GIVEN TASK: All of the data below must be repeated exactly.

* begin DATA SECTION *

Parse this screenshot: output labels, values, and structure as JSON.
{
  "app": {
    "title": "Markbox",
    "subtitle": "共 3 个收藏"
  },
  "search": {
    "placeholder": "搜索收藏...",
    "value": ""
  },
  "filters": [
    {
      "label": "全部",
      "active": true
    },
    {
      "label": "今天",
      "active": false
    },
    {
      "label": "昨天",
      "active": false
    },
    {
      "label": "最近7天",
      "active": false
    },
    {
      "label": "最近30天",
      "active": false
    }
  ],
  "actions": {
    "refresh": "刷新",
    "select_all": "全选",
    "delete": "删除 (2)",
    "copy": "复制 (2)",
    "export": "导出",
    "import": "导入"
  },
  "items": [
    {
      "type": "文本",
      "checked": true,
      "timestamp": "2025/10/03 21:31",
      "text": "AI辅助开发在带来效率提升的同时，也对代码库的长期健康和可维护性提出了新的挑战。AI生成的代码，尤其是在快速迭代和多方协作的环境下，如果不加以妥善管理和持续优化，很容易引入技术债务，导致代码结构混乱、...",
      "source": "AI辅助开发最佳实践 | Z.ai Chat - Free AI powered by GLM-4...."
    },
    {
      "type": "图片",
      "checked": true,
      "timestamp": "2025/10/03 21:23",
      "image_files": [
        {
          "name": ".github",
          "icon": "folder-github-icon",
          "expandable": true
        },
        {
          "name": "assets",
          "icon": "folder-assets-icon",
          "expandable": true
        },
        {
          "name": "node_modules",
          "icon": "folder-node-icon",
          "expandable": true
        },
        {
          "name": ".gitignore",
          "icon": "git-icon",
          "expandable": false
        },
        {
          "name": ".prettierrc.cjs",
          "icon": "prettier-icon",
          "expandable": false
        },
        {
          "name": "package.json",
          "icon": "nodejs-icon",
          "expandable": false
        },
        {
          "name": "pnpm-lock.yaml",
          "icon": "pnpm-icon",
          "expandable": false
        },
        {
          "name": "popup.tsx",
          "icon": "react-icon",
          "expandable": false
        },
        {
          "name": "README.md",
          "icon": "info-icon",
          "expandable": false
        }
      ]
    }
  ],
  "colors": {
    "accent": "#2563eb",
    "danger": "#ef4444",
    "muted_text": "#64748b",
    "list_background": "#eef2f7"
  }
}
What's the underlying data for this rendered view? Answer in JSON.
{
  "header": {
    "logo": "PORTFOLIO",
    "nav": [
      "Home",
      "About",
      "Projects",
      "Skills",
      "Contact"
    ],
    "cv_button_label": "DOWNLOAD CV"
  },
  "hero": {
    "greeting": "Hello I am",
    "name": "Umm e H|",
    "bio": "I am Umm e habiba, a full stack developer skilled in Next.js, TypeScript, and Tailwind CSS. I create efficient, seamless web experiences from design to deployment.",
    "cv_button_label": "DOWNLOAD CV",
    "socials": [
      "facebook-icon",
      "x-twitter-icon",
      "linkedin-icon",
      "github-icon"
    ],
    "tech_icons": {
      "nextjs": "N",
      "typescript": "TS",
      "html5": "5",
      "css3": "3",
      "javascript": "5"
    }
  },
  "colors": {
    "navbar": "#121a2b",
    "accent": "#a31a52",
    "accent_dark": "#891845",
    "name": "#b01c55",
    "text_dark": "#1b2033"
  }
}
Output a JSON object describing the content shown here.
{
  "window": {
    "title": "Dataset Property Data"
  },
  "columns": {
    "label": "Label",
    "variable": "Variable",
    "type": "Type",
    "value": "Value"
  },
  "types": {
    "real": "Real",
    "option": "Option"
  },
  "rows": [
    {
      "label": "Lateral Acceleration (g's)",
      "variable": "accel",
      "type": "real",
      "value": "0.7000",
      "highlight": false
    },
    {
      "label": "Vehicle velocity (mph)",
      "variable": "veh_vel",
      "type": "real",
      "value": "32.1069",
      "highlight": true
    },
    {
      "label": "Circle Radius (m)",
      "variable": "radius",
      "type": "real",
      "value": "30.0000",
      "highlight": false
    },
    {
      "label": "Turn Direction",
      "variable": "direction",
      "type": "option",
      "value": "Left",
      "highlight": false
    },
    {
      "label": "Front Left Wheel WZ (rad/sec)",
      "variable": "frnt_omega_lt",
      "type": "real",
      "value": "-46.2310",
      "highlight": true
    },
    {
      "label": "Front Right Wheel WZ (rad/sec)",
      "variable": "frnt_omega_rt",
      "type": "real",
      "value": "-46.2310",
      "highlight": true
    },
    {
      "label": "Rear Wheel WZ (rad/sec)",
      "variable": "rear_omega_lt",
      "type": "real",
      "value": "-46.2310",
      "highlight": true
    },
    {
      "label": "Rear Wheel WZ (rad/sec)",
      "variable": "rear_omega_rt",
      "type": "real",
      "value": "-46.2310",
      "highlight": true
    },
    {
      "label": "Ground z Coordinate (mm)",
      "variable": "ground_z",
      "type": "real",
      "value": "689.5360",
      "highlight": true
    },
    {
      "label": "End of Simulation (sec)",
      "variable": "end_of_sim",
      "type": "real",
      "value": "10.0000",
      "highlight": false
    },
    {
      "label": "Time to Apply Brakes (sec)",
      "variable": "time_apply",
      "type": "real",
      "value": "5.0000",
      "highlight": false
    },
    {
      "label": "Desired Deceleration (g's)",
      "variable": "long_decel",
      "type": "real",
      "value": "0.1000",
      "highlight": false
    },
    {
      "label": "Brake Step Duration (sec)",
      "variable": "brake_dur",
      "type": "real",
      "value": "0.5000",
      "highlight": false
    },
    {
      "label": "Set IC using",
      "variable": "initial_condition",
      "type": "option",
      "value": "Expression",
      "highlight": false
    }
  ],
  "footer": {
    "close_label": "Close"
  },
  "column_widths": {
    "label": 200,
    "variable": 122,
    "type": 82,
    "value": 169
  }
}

* end DATA SECTION *

EXERCISE SOLUTION:
Parse this screenshot: output labels, values, and structure as JSON.
{
  "app": {
    "title": "Markbox",
    "subtitle": "共 3 个收藏"
  },
  "search": {
    "placeholder": "搜索收藏...",
    "value": ""
  },
  "filters": [
    {
      "label": "全部",
      "active": true
    },
    {
      "label": "今天",
      "active": false
    },
    {
      "label": "昨天",
      "active": false
    },
    {
      "label": "最近7天",
      "active": false
    },
    {
      "label": "最近30天",
      "active": false
    }
  ],
  "actions": {
    "refresh": "刷新",
    "select_all": "全选",
    "delete": "删除 (2)",
    "copy": "复制 (2)",
    "export": "导出",
    "import": "导入"
  },
  "items": [
    {
      "type": "文本",
      "checked": true,
      "timestamp": "2025/10/03 21:31",
      "text": "AI辅助开发在带来效率提升的同时，也对代码库的长期健康和可维护性提出了新的挑战。AI生成的代码，尤其是在快速迭代和多方协作的环境下，如果不加以妥善管理和持续优化，很容易引入技术债务，导致代码结构混乱、...",
      "source": "AI辅助开发最佳实践 | Z.ai Chat - Free AI powered by GLM-4...."
    },
    {
      "type": "图片",
      "checked": true,
      "timestamp": "2025/10/03 21:23",
      "image_files": [
        {
          "name": ".github",
          "icon": "folder-github-icon",
          "expandable": true
        },
        {
          "name": "assets",
          "icon": "folder-assets-icon",
          "expandable": true
        },
        {
          "name": "node_modules",
          "icon": "folder-node-icon",
          "expandable": true
        },
        {
          "name": ".gitignore",
          "icon": "git-icon",
          "expandable": false
        },
        {
          "name": ".prettierrc.cjs",
          "icon": "prettier-icon",
          "expandable": false
        },
        {
          "name": "package.json",
          "icon": "nodejs-icon",
          "expandable": false
        },
        {
          "name": "pnpm-lock.yaml",
          "icon": "pnpm-icon",
          "expandable": false
        },
        {
          "name": "popup.tsx",
          "icon": "react-icon",
          "expandable": false
        },
        {
          "name": "README.md",
          "icon": "info-icon",
          "expandable": false
        }
      ]
    }
  ],
  "colors": {
    "accent": "#2563eb",
    "danger": "#ef4444",
    "muted_text": "#64748b",
    "list_background": "#eef2f7"
  }
}
What's the underlying data for this rendered view? Answer in JSON.
{
  "header": {
    "logo": "PORTFOLIO",
    "nav": [
      "Home",
      "About",
      "Projects",
      "Skills",
      "Contact"
    ],
    "cv_button_label": "DOWNLOAD CV"
  },
  "hero": {
    "greeting": "Hello I am",
    "name": "Umm e H|",
    "bio": "I am Umm e habiba, a full stack developer skilled in Next.js, TypeScript, and Tailwind CSS. I create efficient, seamless web experiences from design to deployment.",
    "cv_button_label": "DOWNLOAD CV",
    "socials": [
      "facebook-icon",
      "x-twitter-icon",
      "linkedin-icon",
      "github-icon"
    ],
    "tech_icons": {
      "nextjs": "N",
      "typescript": "TS",
      "html5": "5",
      "css3": "3",
      "javascript": "5"
    }
  },
  "colors": {
    "navbar": "#121a2b",
    "accent": "#a31a52",
    "accent_dark": "#891845",
    "name": "#b01c55",
    "text_dark": "#1b2033"
  }
}
Output a JSON object describing the content shown here.
{
  "window": {
    "title": "Dataset Property Data"
  },
  "columns": {
    "label": "Label",
    "variable": "Variable",
    "type": "Type",
    "value": "Value"
  },
  "types": {
    "real": "Real",
    "option": "Option"
  },
  "rows": [
    {
      "label": "Lateral Acceleration (g's)",
      "variable": "accel",
      "type": "real",
      "value": "0.7000",
      "highlight": false
    },
    {
      "label": "Vehicle velocity (mph)",
      "variable": "veh_vel",
      "type": "real",
      "value": "32.1069",
      "highlight": true
    },
    {
      "label": "Circle Radius (m)",
      "variable": "radius",
      "type": "real",
      "value": "30.0000",
      "highlight": false
    },
    {
      "label": "Turn Direction",
      "variable": "direction",
      "type": "option",
      "value": "Left",
      "highlight": false
    },
    {
      "label": "Front Left Wheel WZ (rad/sec)",
      "variable": "frnt_omega_lt",
      "type": "real",
      "value": "-46.2310",
      "highlight": true
    },
    {
      "label": "Front Right Wheel WZ (rad/sec)",
      "variable": "frnt_omega_rt",
      "type": "real",
      "value": "-46.2310",
      "highlight": true
    },
    {
      "label": "Rear Wheel WZ (rad/sec)",
      "variable": "rear_omega_lt",
      "type": "real",
      "value": "-46.2310",
      "highlight": true
    },
    {
      "label": "Rear Wheel WZ (rad/sec)",
      "variable": "rear_omega_rt",
      "type": "real",
      "value": "-46.2310",
      "highlight": true
    },
    {
      "label": "Ground z Coordinate (mm)",
      "variable": "ground_z",
      "type": "real",
      "value": "689.5360",
      "highlight": true
    },
    {
      "label": "End of Simulation (sec)",
      "variable": "end_of_sim",
      "type": "real",
      "value": "10.0000",
      "highlight": false
    },
    {
      "label": "Time to Apply Brakes (sec)",
      "variable": "time_apply",
      "type": "real",
      "value": "5.0000",
      "highlight": false
    },
    {
      "label": "Desired Deceleration (g's)",
      "variable": "long_decel",
      "type": "real",
      "value": "0.1000",
      "highlight": false
    },
    {
      "label": "Brake Step Duration (sec)",
      "variable": "brake_dur",
      "type": "real",
      "value": "0.5000",
      "highlight": false
    },
    {
      "label": "Set IC using",
      "variable": "initial_condition",
      "type": "option",
      "value": "Expression",
      "highlight": false
    }
  ],
  "footer": {
    "close_label": "Close"
  },
  "column_widths": {
    "label": 200,
    "variable": 122,
    "type": 82,
    "value": 169
  }
}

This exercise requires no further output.